(Dataset entries)
========
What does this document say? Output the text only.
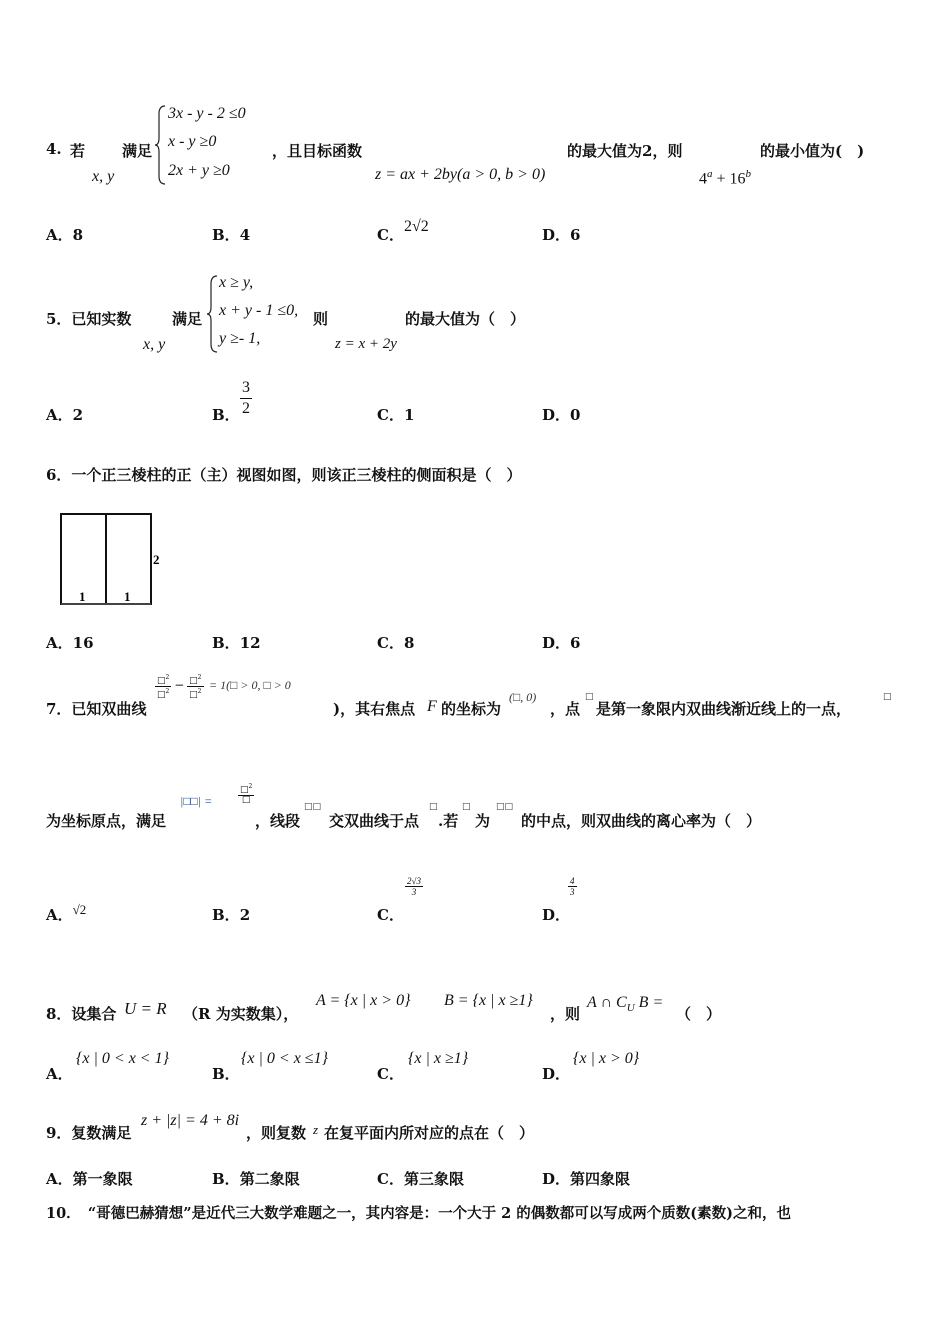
4. 若
x, y
满足
3x - y - 2 ≤0
x - y ≥0
2x + y ≥0
，且目标函数
z = ax + 2by(a > 0, b > 0)
的最大值为2，则
$4^a + 16^b$
的最小值为(　)
A．8	B．4	C．2√2	D．6
5．已知实数
x, y
满足
x ≥ y,
x + y - 1 ≤0,
y ≥- 1,
则
z = x + 2y
的最大值为（　）
A．2	B． $\frac{3}{2}$	C．1	D．0
6．一个正三棱柱的正（主）视图如图，则该正三棱柱的侧面积是（　）
1	1
2
A．16	B．12	C．8	D．6
7．已知双曲线
$\frac{□^2}{□^2} - \frac{□^2}{□^2}$ = 1(□ > 0, □ > 0
)，其右焦点 F 的坐标为
(□, 0)
，点
□
是第一象限内双曲线渐近线上的一点，
□
为坐标原点，满足
|□□| =	$\frac{□^2}{□}$
，线段
□□
交双曲线于点
□
.若
□
为
□□
的中点，则双曲线的离心率为（　）
A．√2	B．2	C．
$\frac{2√3}{3}$
D．
$\frac{4}{3}$
8．设集合 U = R （R 为实数集），
A = {x | x > 0} B = {x | x ≥1}
，则
A ∩ $C_U$ B =
（　）
A．
{x | 0 < x < 1}
B．
{x | 0 < x ≤1}
C．
{x | x ≥1}
D．
{x | x > 0}
9．复数满足
z + |z| = 4 + 8i
，则复数 z 在复平面内所对应的点在（　）
A．第一象限	B．第二象限	C．第三象限	D．第四象限
10．　“哥德巴赫猜想”是近代三大数学难题之一，其内容是：一个大于 2 的偶数都可以写成两个质数(素数)之和，也
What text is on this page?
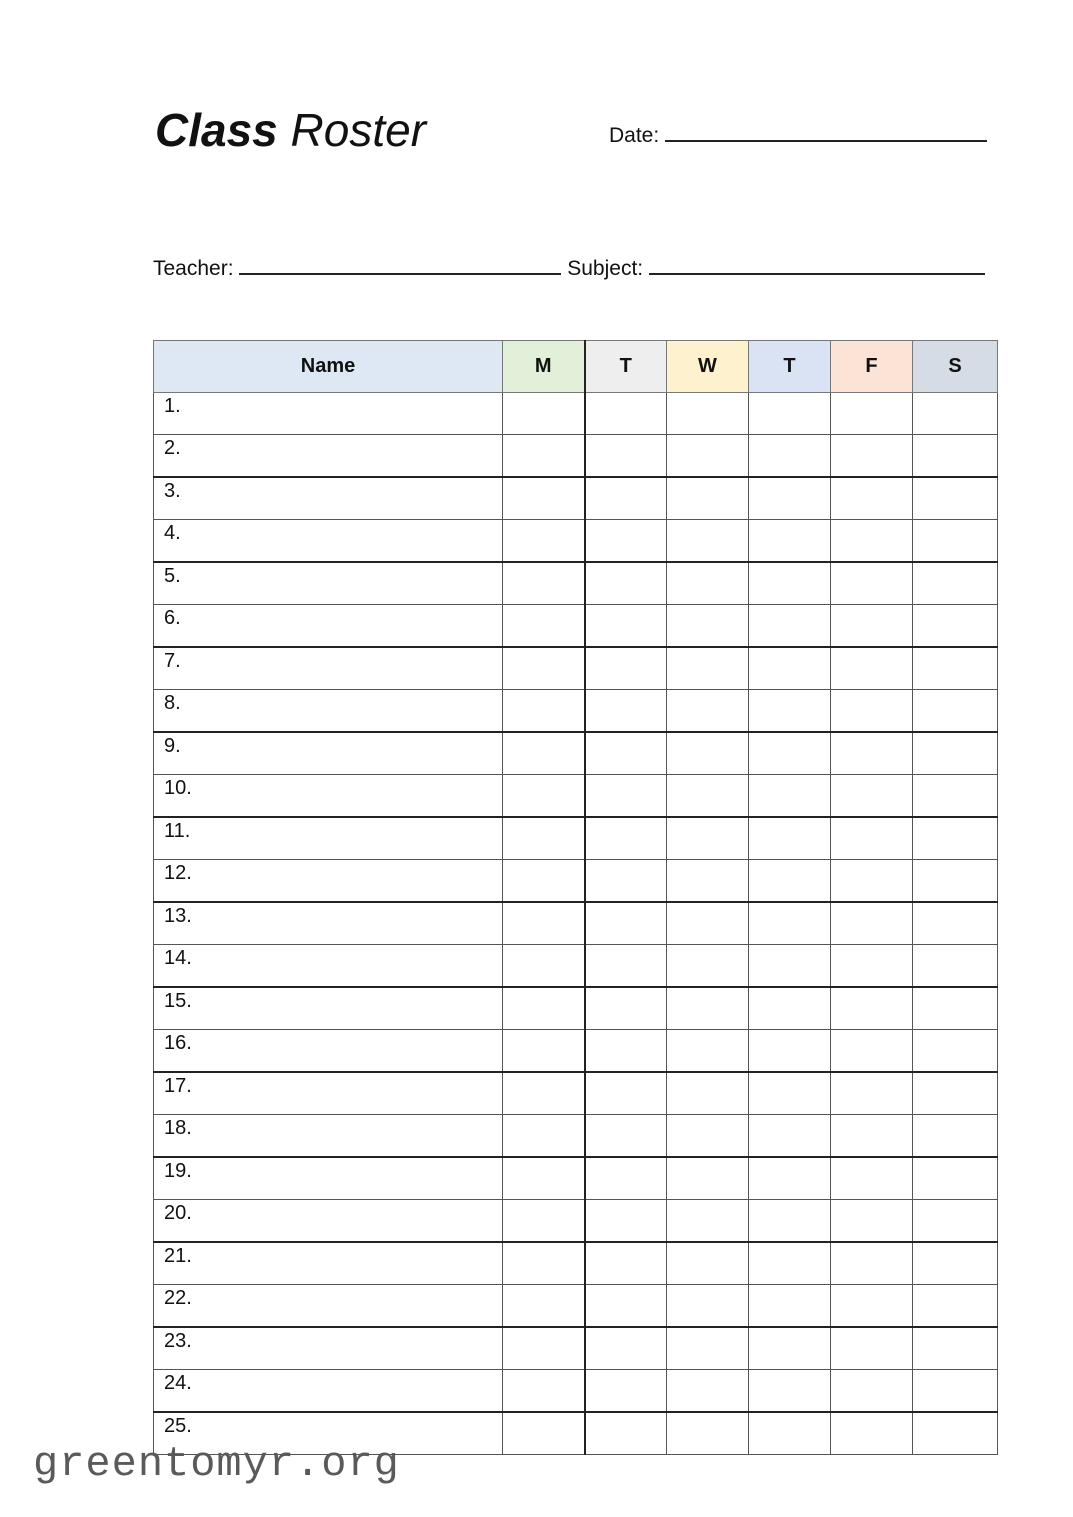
Class Roster	Date:
Teacher:	Subject:
Name	M	T	W	T	F	S
1.						
2.						
3.						
4.						
5.						
6.						
7.						
8.						
9.						
10.						
11.						
12.						
13.						
14.						
15.						
16.						
17.						
18.						
19.						
20.						
21.						
22.						
23.						
24.						
25.						
greentomyr.org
========
Brief: Your answer should be a single number: the count of lines in the material above that contain "frac".

Response to the task: 5